Stated exercise »
The listing below should be printed exactly, every line of it. Skip the pictures.

Material for this task »
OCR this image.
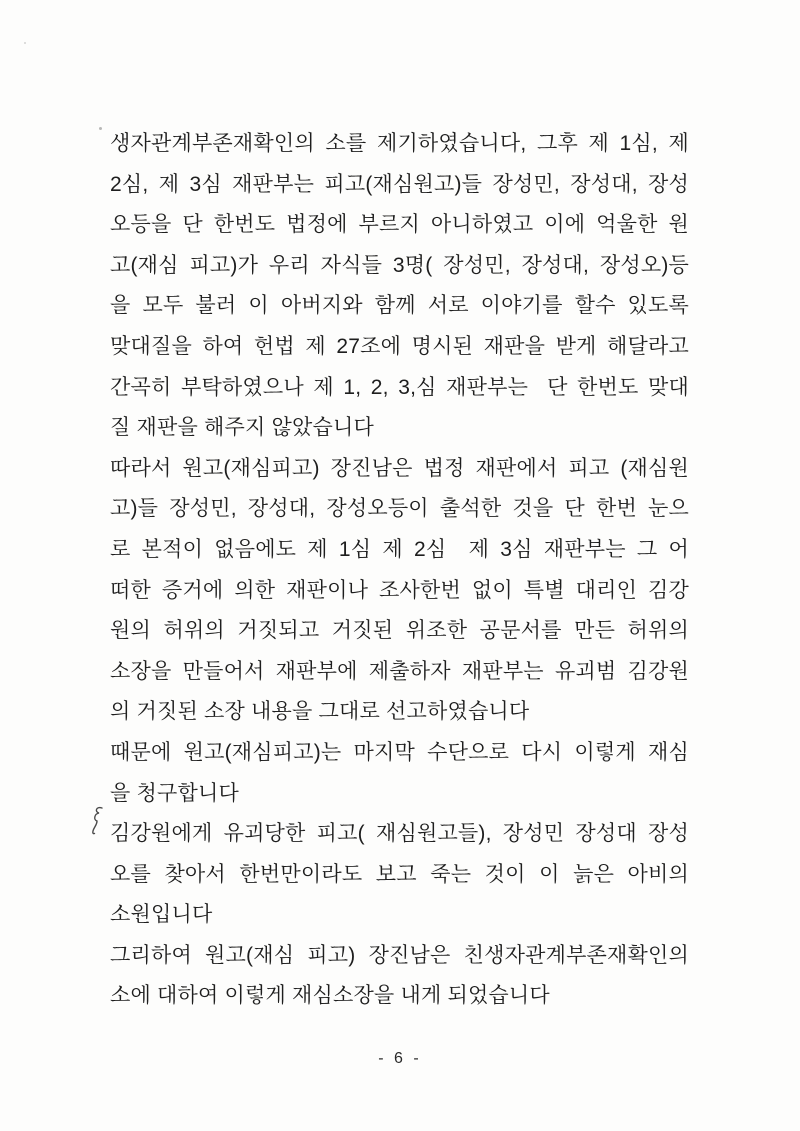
생자관계부존재확인의 소를 제기하였습니다, 그후 제 1심, 제
2심, 제 3심 재판부는 피고(재심원고)들 장성민, 장성대, 장성
오등을 단 한번도 법정에 부르지 아니하였고 이에 억울한 원
고(재심 피고)가 우리 자식들 3명( 장성민, 장성대, 장성오)등
을 모두 불러 이 아버지와 함께 서로 이야기를 할수 있도록
맞대질을 하여 헌법 제 27조에 명시된 재판을 받게 해달라고
간곡히 부탁하였으나 제 1, 2, 3,심 재판부는  단 한번도 맞대
질 재판을 해주지 않았습니다
따라서 원고(재심피고) 장진남은 법정 재판에서 피고 (재심원
고)들 장성민, 장성대, 장성오등이 출석한 것을 단 한번 눈으
로 본적이 없음에도 제 1심 제 2심  제 3심 재판부는 그 어
떠한 증거에 의한 재판이나 조사한번 없이 특별 대리인 김강
원의 허위의 거짓되고 거짓된 위조한 공문서를 만든 허위의
소장을 만들어서 재판부에 제출하자 재판부는 유괴범 김강원
의 거짓된 소장 내용을 그대로 선고하였습니다
때문에 원고(재심피고)는 마지막 수단으로 다시 이렇게 재심
을 청구합니다
김강원에게 유괴당한 피고( 재심원고들), 장성민 장성대 장성
오를 찾아서 한번만이라도 보고 죽는 것이 이 늙은 아비의
소원입니다
그리하여 원고(재심 피고) 장진남은 친생자관계부존재확인의
소에 대하여 이렇게 재심소장을 내게 되었습니다
- 6 -
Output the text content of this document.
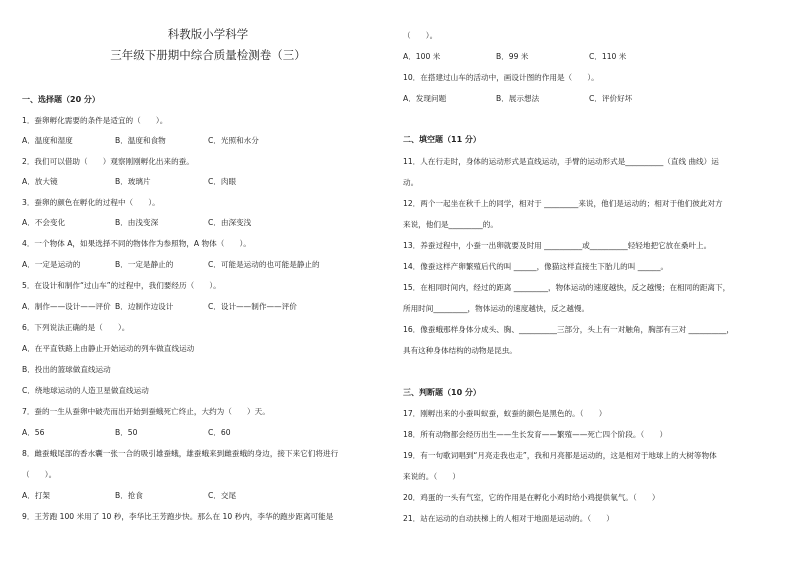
科教版小学科学
三年级下册期中综合质量检测卷（三）
一、选择题（20 分）
1．蚕卵孵化需要的条件是适宜的（　　）。
A．温度和湿度	B．温度和食物	C．光照和水分
2．我们可以借助（　　）观察刚刚孵化出来的蚕。
A．放大镜	B．玻璃片	C．肉眼
3．蚕卵的颜色在孵化的过程中（　　）。
A．不会变化	B．由浅变深	C．由深变浅
4．一个物体 A，如果选择不同的物体作为参照物，A 物体（　　）。
A．一定是运动的	B．一定是静止的	C．可能是运动的也可能是静止的
5．在设计和制作“过山车”的过程中，我们要经历（　　）。
A．制作——设计——评价 B．边制作边设计	C．设计——制作——评价
6．下列说法正确的是（　　）。
A．在平直铁路上由静止开始运动的列车做直线运动
B．投出的篮球做直线运动
C．绕地球运动的人造卫星做直线运动
7．蚕的一生从蚕卵中破壳而出开始到蚕蛾死亡终止，大约为（　　）天。
A．56	B．50	C．60
8．雌蚕蛾尾部的香水囊一张一合的吸引雄蚕蛾，雄蚕蛾来到雌蚕蛾的身边，接下来它们将进行
（　　）。
A．打架	B．抢食	C．交尾
9．王芳跑 100 米用了 10 秒，李华比王芳跑步快。那么在 10 秒内，李华的跑步距离可能是
（　　）。
A．100 米	B．99 米	C．110 米
10．在搭建过山车的活动中，画设计图的作用是（　　）。
A．发现问题	B．展示想法	C．评价好坏
二、填空题（11 分）
11．人在行走时，身体的运动形式是直线运动，手臂的运动形式是__________（直线 曲线）运
动。
12．两个一起坐在秋千上的同学，相对于 _________来说，他们是运动的；相对于他们彼此对方
来说，他们是_________的。
13．养蚕过程中，小蚕一出卵就要及时用 __________或__________轻轻地把它放在桑叶上。
14．像蚕这样产卵繁殖后代的叫 ______，像猫这样直接生下胎儿的叫 ______。
15．在相同时间内，经过的距离 _________，物体运动的速度越快，反之越慢；在相同的距离下，
所用时间_________，物体运动的速度越快，反之越慢。
16．像蚕蛾那样身体分成头、胸、__________三部分，头上有一对触角，胸部有三对 __________，
具有这种身体结构的动物是昆虫。
三、判断题（10 分）
17．刚孵出来的小蚕叫蚁蚕，蚁蚕的颜色是黑色的。（　　）
18．所有动物都会经历出生——生长发育——繁殖——死亡四个阶段。（　　）
19．有一句歌词唱到“月亮走我也走”，我和月亮都是运动的，这是相对于地球上的大树等物体
来说的。（　　）
20．鸡蛋的一头有气室，它的作用是在孵化小鸡时给小鸡提供氧气。（　　）
21．站在运动的自动扶梯上的人相对于地面是运动的。（　　）
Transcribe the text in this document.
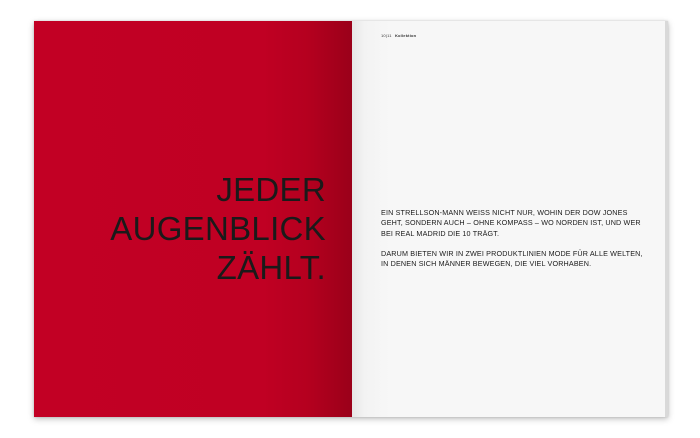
JEDER
AUGENBLICK
ZÄHLT.
10|11 Kollektion

EIN STRELLSON-MANN WEISS NICHT NUR, WOHIN DER DOW JONES GEHT, SONDERN AUCH – OHNE KOMPASS – WO NORDEN IST, UND WER BEI REAL MADRID DIE 10 TRÄGT.

DARUM BIETEN WIR IN ZWEI PRODUKTLINIEN MODE FÜR ALLE WELTEN, IN DENEN SICH MÄNNER BEWEGEN, DIE VIEL VORHABEN.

Solution to this task »
OCR this image.
생자관계부존재확인의 소를 제기하였습니다, 그후 제 1심, 제
2심, 제 3심 재판부는 피고(재심원고)들 장성민, 장성대, 장성
오등을 단 한번도 법정에 부르지 아니하였고 이에 억울한 원
고(재심 피고)가 우리 자식들 3명( 장성민, 장성대, 장성오)등
을 모두 불러 이 아버지와 함께 서로 이야기를 할수 있도록
맞대질을 하여 헌법 제 27조에 명시된 재판을 받게 해달라고
간곡히 부탁하였으나 제 1, 2, 3,심 재판부는  단 한번도 맞대
질 재판을 해주지 않았습니다
따라서 원고(재심피고) 장진남은 법정 재판에서 피고 (재심원
고)들 장성민, 장성대, 장성오등이 출석한 것을 단 한번 눈으
로 본적이 없음에도 제 1심 제 2심  제 3심 재판부는 그 어
떠한 증거에 의한 재판이나 조사한번 없이 특별 대리인 김강
원의 허위의 거짓되고 거짓된 위조한 공문서를 만든 허위의
소장을 만들어서 재판부에 제출하자 재판부는 유괴범 김강원
의 거짓된 소장 내용을 그대로 선고하였습니다
때문에 원고(재심피고)는 마지막 수단으로 다시 이렇게 재심
을 청구합니다
김강원에게 유괴당한 피고( 재심원고들), 장성민 장성대 장성
오를 찾아서 한번만이라도 보고 죽는 것이 이 늙은 아비의
소원입니다
그리하여 원고(재심 피고) 장진남은 친생자관계부존재확인의
소에 대하여 이렇게 재심소장을 내게 되었습니다
- 6 -
Output the text content of this document.
科教版小学科学
三年级下册期中综合质量检测卷（三）
一、选择题（20 分）
1．蚕卵孵化需要的条件是适宜的（　　）。
A．温度和湿度	B．温度和食物	C．光照和水分
2．我们可以借助（　　）观察刚刚孵化出来的蚕。
A．放大镜	B．玻璃片	C．肉眼
3．蚕卵的颜色在孵化的过程中（　　）。
A．不会变化	B．由浅变深	C．由深变浅
4．一个物体 A，如果选择不同的物体作为参照物，A 物体（　　）。
A．一定是运动的	B．一定是静止的	C．可能是运动的也可能是静止的
5．在设计和制作“过山车”的过程中，我们要经历（　　）。
A．制作——设计——评价 B．边制作边设计	C．设计——制作——评价
6．下列说法正确的是（　　）。
A．在平直铁路上由静止开始运动的列车做直线运动
B．投出的篮球做直线运动
C．绕地球运动的人造卫星做直线运动
7．蚕的一生从蚕卵中破壳而出开始到蚕蛾死亡终止，大约为（　　）天。
A．56	B．50	C．60
8．雌蚕蛾尾部的香水囊一张一合的吸引雄蚕蛾，雄蚕蛾来到雌蚕蛾的身边，接下来它们将进行
（　　）。
A．打架	B．抢食	C．交尾
9．王芳跑 100 米用了 10 秒，李华比王芳跑步快。那么在 10 秒内，李华的跑步距离可能是
（　　）。
A．100 米	B．99 米	C．110 米
10．在搭建过山车的活动中，画设计图的作用是（　　）。
A．发现问题	B．展示想法	C．评价好坏
二、填空题（11 分）
11．人在行走时，身体的运动形式是直线运动，手臂的运动形式是__________（直线 曲线）运
动。
12．两个一起坐在秋千上的同学，相对于 _________来说，他们是运动的；相对于他们彼此对方
来说，他们是_________的。
13．养蚕过程中，小蚕一出卵就要及时用 __________或__________轻轻地把它放在桑叶上。
14．像蚕这样产卵繁殖后代的叫 ______，像猫这样直接生下胎儿的叫 ______。
15．在相同时间内，经过的距离 _________，物体运动的速度越快，反之越慢；在相同的距离下，
所用时间_________，物体运动的速度越快，反之越慢。
16．像蚕蛾那样身体分成头、胸、__________三部分，头上有一对触角，胸部有三对 __________，
具有这种身体结构的动物是昆虫。
三、判断题（10 分）
17．刚孵出来的小蚕叫蚁蚕，蚁蚕的颜色是黑色的。（　　）
18．所有动物都会经历出生——生长发育——繁殖——死亡四个阶段。（　　）
19．有一句歌词唱到“月亮走我也走”，我和月亮都是运动的，这是相对于地球上的大树等物体
来说的。（　　）
20．鸡蛋的一头有气室，它的作用是在孵化小鸡时给小鸡提供氧气。（　　）
21．站在运动的自动扶梯上的人相对于地面是运动的。（　　）
Transcribe the text in this document.
JEDER
AUGENBLICK
ZÄHLT.
10|11 Kollektion

EIN STRELLSON-MANN WEISS NICHT NUR, WOHIN DER DOW JONES GEHT, SONDERN AUCH – OHNE KOMPASS – WO NORDEN IST, UND WER BEI REAL MADRID DIE 10 TRÄGT.

DARUM BIETEN WIR IN ZWEI PRODUKTLINIEN MODE FÜR ALLE WELTEN, IN DENEN SICH MÄNNER BEWEGEN, DIE VIEL VORHABEN.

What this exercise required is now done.